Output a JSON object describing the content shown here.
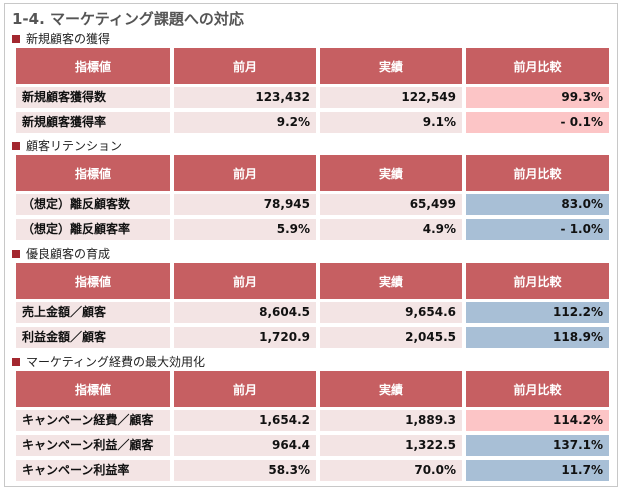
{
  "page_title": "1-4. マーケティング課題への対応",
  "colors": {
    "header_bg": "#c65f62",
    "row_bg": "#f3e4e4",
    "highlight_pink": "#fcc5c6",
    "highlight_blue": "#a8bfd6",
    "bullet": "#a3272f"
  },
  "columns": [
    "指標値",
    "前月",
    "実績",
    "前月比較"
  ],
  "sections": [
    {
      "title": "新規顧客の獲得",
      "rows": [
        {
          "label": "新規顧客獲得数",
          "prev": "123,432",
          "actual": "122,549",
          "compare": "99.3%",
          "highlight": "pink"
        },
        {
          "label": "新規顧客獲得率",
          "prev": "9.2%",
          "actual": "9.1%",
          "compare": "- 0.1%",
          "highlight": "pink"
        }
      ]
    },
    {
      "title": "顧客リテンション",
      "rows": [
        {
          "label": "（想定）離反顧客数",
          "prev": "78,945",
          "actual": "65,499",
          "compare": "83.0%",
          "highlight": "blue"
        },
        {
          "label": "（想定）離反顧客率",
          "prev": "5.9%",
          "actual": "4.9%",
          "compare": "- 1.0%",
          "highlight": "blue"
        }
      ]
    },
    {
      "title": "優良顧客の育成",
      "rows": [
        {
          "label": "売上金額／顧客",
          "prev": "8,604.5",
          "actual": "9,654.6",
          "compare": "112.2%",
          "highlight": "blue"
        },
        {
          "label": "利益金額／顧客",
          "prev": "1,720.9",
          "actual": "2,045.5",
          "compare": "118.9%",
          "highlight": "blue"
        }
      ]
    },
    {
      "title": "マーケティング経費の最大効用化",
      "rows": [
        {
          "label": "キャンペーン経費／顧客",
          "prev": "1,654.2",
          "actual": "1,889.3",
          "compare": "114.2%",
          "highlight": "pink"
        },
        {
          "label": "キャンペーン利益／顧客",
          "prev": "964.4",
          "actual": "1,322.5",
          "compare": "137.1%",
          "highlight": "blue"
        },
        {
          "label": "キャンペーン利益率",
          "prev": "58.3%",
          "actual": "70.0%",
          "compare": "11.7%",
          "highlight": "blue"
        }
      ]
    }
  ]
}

########################################

Nothing in the entries above should change when they are printed again, except that the pictures are dropped.

**SOLUTION TO THE PROBLEM:**
Output a JSON object describing the content shown here.
{
  "page_title": "1-4. マーケティング課題への対応",
  "colors": {
    "header_bg": "#c65f62",
    "row_bg": "#f3e4e4",
    "highlight_pink": "#fcc5c6",
    "highlight_blue": "#a8bfd6",
    "bullet": "#a3272f"
  },
  "columns": [
    "指標値",
    "前月",
    "実績",
    "前月比較"
  ],
  "sections": [
    {
      "title": "新規顧客の獲得",
      "rows": [
        {
          "label": "新規顧客獲得数",
          "prev": "123,432",
          "actual": "122,549",
          "compare": "99.3%",
          "highlight": "pink"
        },
        {
          "label": "新規顧客獲得率",
          "prev": "9.2%",
          "actual": "9.1%",
          "compare": "- 0.1%",
          "highlight": "pink"
        }
      ]
    },
    {
      "title": "顧客リテンション",
      "rows": [
        {
          "label": "（想定）離反顧客数",
          "prev": "78,945",
          "actual": "65,499",
          "compare": "83.0%",
          "highlight": "blue"
        },
        {
          "label": "（想定）離反顧客率",
          "prev": "5.9%",
          "actual": "4.9%",
          "compare": "- 1.0%",
          "highlight": "blue"
        }
      ]
    },
    {
      "title": "優良顧客の育成",
      "rows": [
        {
          "label": "売上金額／顧客",
          "prev": "8,604.5",
          "actual": "9,654.6",
          "compare": "112.2%",
          "highlight": "blue"
        },
        {
          "label": "利益金額／顧客",
          "prev": "1,720.9",
          "actual": "2,045.5",
          "compare": "118.9%",
          "highlight": "blue"
        }
      ]
    },
    {
      "title": "マーケティング経費の最大効用化",
      "rows": [
        {
          "label": "キャンペーン経費／顧客",
          "prev": "1,654.2",
          "actual": "1,889.3",
          "compare": "114.2%",
          "highlight": "pink"
        },
        {
          "label": "キャンペーン利益／顧客",
          "prev": "964.4",
          "actual": "1,322.5",
          "compare": "137.1%",
          "highlight": "blue"
        },
        {
          "label": "キャンペーン利益率",
          "prev": "58.3%",
          "actual": "70.0%",
          "compare": "11.7%",
          "highlight": "blue"
        }
      ]
    }
  ]
}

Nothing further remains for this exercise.